Copy each line of the records that contains the word "name".

•••

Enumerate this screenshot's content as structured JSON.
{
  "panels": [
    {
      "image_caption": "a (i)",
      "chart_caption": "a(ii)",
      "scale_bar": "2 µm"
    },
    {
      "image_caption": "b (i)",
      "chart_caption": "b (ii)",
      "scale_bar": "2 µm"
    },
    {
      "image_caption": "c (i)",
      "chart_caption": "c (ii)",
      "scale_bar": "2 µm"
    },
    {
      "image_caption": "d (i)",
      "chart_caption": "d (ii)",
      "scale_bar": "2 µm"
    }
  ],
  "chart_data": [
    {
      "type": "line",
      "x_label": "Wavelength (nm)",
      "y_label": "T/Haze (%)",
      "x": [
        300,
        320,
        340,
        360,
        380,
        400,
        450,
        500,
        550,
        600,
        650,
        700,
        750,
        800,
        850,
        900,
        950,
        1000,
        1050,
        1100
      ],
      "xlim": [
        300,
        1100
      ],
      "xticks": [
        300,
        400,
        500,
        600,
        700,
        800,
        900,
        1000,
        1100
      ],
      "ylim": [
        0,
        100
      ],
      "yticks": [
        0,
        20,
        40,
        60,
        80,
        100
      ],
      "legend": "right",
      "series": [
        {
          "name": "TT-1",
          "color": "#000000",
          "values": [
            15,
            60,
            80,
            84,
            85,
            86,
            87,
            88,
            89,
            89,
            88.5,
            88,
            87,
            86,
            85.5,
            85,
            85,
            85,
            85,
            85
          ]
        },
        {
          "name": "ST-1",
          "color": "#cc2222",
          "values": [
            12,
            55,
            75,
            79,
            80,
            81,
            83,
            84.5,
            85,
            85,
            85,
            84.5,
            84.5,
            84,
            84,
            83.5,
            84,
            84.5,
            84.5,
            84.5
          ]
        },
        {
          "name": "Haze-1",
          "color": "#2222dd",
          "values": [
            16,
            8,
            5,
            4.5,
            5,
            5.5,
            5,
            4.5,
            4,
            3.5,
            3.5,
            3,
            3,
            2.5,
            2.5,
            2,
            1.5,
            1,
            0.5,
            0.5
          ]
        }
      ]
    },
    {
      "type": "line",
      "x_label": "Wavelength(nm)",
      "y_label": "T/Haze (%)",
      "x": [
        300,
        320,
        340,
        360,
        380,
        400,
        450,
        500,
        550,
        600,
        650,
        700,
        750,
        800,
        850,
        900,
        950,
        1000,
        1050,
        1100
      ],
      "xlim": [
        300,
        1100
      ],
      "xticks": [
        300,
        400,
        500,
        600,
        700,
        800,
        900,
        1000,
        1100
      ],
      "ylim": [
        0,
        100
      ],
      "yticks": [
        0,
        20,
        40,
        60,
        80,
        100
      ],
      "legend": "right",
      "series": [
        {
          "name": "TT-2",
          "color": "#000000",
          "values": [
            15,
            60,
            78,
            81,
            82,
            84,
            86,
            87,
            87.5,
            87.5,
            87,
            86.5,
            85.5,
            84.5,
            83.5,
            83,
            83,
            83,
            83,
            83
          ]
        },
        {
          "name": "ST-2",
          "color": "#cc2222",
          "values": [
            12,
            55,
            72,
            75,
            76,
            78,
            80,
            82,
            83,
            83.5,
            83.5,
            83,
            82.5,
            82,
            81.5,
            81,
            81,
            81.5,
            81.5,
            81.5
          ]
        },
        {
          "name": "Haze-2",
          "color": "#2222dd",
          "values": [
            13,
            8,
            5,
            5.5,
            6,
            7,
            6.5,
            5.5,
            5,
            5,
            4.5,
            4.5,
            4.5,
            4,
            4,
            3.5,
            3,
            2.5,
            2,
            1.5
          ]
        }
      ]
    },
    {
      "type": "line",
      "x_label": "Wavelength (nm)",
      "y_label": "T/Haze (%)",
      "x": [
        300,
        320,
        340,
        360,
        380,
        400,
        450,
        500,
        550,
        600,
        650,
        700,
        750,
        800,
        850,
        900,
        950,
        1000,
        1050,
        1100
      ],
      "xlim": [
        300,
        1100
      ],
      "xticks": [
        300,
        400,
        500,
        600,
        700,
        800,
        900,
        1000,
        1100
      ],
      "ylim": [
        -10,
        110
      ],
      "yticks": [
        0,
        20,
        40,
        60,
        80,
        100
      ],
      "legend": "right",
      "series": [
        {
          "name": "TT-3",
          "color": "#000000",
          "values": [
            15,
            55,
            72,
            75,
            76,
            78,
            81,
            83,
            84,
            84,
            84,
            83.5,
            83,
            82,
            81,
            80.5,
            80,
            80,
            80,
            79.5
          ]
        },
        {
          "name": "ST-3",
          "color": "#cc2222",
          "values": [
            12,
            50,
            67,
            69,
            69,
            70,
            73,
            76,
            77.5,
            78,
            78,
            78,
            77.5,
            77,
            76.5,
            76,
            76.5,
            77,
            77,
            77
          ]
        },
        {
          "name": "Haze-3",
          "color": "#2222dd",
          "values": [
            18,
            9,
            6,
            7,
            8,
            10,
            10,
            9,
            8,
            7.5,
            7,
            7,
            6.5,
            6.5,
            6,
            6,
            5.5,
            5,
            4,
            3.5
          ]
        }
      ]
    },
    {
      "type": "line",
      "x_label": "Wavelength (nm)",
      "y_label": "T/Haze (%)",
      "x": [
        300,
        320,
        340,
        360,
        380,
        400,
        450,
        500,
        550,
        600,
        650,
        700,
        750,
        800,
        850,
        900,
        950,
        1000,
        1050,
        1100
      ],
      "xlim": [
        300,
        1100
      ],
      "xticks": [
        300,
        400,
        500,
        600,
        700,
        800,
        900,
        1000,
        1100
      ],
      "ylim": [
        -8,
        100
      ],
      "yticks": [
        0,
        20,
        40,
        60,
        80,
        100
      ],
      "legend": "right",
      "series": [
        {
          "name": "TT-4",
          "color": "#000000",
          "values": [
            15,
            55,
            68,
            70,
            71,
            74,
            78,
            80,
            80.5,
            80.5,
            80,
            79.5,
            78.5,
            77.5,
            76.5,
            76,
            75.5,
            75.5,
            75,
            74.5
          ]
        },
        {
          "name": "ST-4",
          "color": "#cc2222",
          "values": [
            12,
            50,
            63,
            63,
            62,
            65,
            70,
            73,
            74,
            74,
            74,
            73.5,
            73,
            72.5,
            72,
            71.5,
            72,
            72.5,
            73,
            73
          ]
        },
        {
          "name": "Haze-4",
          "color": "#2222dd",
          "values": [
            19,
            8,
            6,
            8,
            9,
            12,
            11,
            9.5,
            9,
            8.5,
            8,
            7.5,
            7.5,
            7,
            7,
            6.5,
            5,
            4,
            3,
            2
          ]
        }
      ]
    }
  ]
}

•••

## Result of the exercise
          "name": "TT-1",
          "name": "ST-1",
          "name": "Haze-1",
          "name": "TT-2",
          "name": "ST-2",
          "name": "Haze-2",
          "name": "TT-3",
          "name": "ST-3",
          "name": "Haze-3",
          "name": "TT-4",
          "name": "ST-4",
          "name": "Haze-4",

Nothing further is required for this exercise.